• **Data for processing**:
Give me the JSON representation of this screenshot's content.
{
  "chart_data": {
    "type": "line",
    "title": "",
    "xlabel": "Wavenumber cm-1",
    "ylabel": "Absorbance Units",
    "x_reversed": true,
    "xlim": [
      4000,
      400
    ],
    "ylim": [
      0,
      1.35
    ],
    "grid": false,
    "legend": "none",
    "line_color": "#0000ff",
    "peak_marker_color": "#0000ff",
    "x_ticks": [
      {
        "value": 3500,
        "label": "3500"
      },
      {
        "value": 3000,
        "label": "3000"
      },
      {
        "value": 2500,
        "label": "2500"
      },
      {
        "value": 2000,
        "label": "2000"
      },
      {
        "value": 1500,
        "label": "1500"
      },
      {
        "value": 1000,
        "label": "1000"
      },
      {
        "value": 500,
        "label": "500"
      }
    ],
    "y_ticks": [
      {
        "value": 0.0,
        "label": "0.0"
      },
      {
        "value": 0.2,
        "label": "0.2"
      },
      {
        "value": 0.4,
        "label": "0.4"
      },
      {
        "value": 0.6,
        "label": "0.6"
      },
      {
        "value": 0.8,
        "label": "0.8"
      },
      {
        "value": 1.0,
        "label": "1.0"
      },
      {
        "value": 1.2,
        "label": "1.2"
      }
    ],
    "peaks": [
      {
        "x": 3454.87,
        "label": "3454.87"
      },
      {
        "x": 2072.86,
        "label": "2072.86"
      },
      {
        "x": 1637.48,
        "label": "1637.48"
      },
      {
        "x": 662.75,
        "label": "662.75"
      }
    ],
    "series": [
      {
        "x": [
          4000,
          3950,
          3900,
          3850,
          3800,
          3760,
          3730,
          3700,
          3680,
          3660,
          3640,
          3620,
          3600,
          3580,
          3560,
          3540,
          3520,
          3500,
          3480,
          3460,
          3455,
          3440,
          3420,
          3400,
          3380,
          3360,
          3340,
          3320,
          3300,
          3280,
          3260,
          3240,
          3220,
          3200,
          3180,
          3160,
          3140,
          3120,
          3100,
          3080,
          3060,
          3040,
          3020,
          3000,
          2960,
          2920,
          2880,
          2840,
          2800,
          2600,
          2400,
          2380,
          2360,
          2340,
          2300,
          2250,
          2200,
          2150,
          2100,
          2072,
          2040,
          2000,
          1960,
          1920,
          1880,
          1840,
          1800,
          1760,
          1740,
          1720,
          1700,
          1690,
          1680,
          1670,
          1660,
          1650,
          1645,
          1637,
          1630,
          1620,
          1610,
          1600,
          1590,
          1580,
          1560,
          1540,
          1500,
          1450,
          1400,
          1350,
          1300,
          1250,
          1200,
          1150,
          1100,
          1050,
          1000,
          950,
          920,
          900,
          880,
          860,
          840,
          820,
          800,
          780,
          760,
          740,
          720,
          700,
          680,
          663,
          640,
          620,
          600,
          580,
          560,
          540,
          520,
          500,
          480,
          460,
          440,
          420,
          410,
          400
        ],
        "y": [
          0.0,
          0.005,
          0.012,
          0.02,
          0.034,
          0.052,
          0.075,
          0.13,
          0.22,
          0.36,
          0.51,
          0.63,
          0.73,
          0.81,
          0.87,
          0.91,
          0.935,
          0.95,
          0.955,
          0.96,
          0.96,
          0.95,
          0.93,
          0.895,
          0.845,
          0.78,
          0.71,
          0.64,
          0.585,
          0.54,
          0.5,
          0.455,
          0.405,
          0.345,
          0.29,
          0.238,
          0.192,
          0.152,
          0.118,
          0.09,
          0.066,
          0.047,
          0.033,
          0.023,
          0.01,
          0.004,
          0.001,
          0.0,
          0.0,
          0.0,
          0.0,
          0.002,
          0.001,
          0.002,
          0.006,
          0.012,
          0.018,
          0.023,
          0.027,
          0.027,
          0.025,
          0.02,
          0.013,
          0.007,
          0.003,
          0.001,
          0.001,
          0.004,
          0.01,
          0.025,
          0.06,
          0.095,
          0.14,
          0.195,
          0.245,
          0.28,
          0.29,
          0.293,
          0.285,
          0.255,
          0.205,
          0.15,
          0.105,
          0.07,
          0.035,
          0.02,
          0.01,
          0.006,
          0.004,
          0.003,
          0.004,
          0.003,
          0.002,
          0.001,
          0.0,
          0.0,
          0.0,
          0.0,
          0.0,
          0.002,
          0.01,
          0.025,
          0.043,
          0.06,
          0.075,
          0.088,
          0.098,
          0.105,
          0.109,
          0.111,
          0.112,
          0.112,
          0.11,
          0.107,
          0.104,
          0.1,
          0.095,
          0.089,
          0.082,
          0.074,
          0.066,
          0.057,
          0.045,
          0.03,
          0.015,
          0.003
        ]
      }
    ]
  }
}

• **Task to carry out**:
All of the entries must be quoted exactly; please include each one.

• **Solution for this task**:
Give me the JSON representation of this screenshot's content.
{
  "chart_data": {
    "type": "line",
    "title": "",
    "xlabel": "Wavenumber cm-1",
    "ylabel": "Absorbance Units",
    "x_reversed": true,
    "xlim": [
      4000,
      400
    ],
    "ylim": [
      0,
      1.35
    ],
    "grid": false,
    "legend": "none",
    "line_color": "#0000ff",
    "peak_marker_color": "#0000ff",
    "x_ticks": [
      {
        "value": 3500,
        "label": "3500"
      },
      {
        "value": 3000,
        "label": "3000"
      },
      {
        "value": 2500,
        "label": "2500"
      },
      {
        "value": 2000,
        "label": "2000"
      },
      {
        "value": 1500,
        "label": "1500"
      },
      {
        "value": 1000,
        "label": "1000"
      },
      {
        "value": 500,
        "label": "500"
      }
    ],
    "y_ticks": [
      {
        "value": 0.0,
        "label": "0.0"
      },
      {
        "value": 0.2,
        "label": "0.2"
      },
      {
        "value": 0.4,
        "label": "0.4"
      },
      {
        "value": 0.6,
        "label": "0.6"
      },
      {
        "value": 0.8,
        "label": "0.8"
      },
      {
        "value": 1.0,
        "label": "1.0"
      },
      {
        "value": 1.2,
        "label": "1.2"
      }
    ],
    "peaks": [
      {
        "x": 3454.87,
        "label": "3454.87"
      },
      {
        "x": 2072.86,
        "label": "2072.86"
      },
      {
        "x": 1637.48,
        "label": "1637.48"
      },
      {
        "x": 662.75,
        "label": "662.75"
      }
    ],
    "series": [
      {
        "x": [
          4000,
          3950,
          3900,
          3850,
          3800,
          3760,
          3730,
          3700,
          3680,
          3660,
          3640,
          3620,
          3600,
          3580,
          3560,
          3540,
          3520,
          3500,
          3480,
          3460,
          3455,
          3440,
          3420,
          3400,
          3380,
          3360,
          3340,
          3320,
          3300,
          3280,
          3260,
          3240,
          3220,
          3200,
          3180,
          3160,
          3140,
          3120,
          3100,
          3080,
          3060,
          3040,
          3020,
          3000,
          2960,
          2920,
          2880,
          2840,
          2800,
          2600,
          2400,
          2380,
          2360,
          2340,
          2300,
          2250,
          2200,
          2150,
          2100,
          2072,
          2040,
          2000,
          1960,
          1920,
          1880,
          1840,
          1800,
          1760,
          1740,
          1720,
          1700,
          1690,
          1680,
          1670,
          1660,
          1650,
          1645,
          1637,
          1630,
          1620,
          1610,
          1600,
          1590,
          1580,
          1560,
          1540,
          1500,
          1450,
          1400,
          1350,
          1300,
          1250,
          1200,
          1150,
          1100,
          1050,
          1000,
          950,
          920,
          900,
          880,
          860,
          840,
          820,
          800,
          780,
          760,
          740,
          720,
          700,
          680,
          663,
          640,
          620,
          600,
          580,
          560,
          540,
          520,
          500,
          480,
          460,
          440,
          420,
          410,
          400
        ],
        "y": [
          0.0,
          0.005,
          0.012,
          0.02,
          0.034,
          0.052,
          0.075,
          0.13,
          0.22,
          0.36,
          0.51,
          0.63,
          0.73,
          0.81,
          0.87,
          0.91,
          0.935,
          0.95,
          0.955,
          0.96,
          0.96,
          0.95,
          0.93,
          0.895,
          0.845,
          0.78,
          0.71,
          0.64,
          0.585,
          0.54,
          0.5,
          0.455,
          0.405,
          0.345,
          0.29,
          0.238,
          0.192,
          0.152,
          0.118,
          0.09,
          0.066,
          0.047,
          0.033,
          0.023,
          0.01,
          0.004,
          0.001,
          0.0,
          0.0,
          0.0,
          0.0,
          0.002,
          0.001,
          0.002,
          0.006,
          0.012,
          0.018,
          0.023,
          0.027,
          0.027,
          0.025,
          0.02,
          0.013,
          0.007,
          0.003,
          0.001,
          0.001,
          0.004,
          0.01,
          0.025,
          0.06,
          0.095,
          0.14,
          0.195,
          0.245,
          0.28,
          0.29,
          0.293,
          0.285,
          0.255,
          0.205,
          0.15,
          0.105,
          0.07,
          0.035,
          0.02,
          0.01,
          0.006,
          0.004,
          0.003,
          0.004,
          0.003,
          0.002,
          0.001,
          0.0,
          0.0,
          0.0,
          0.0,
          0.0,
          0.002,
          0.01,
          0.025,
          0.043,
          0.06,
          0.075,
          0.088,
          0.098,
          0.105,
          0.109,
          0.111,
          0.112,
          0.112,
          0.11,
          0.107,
          0.104,
          0.1,
          0.095,
          0.089,
          0.082,
          0.074,
          0.066,
          0.057,
          0.045,
          0.03,
          0.015,
          0.003
        ]
      }
    ]
  }
}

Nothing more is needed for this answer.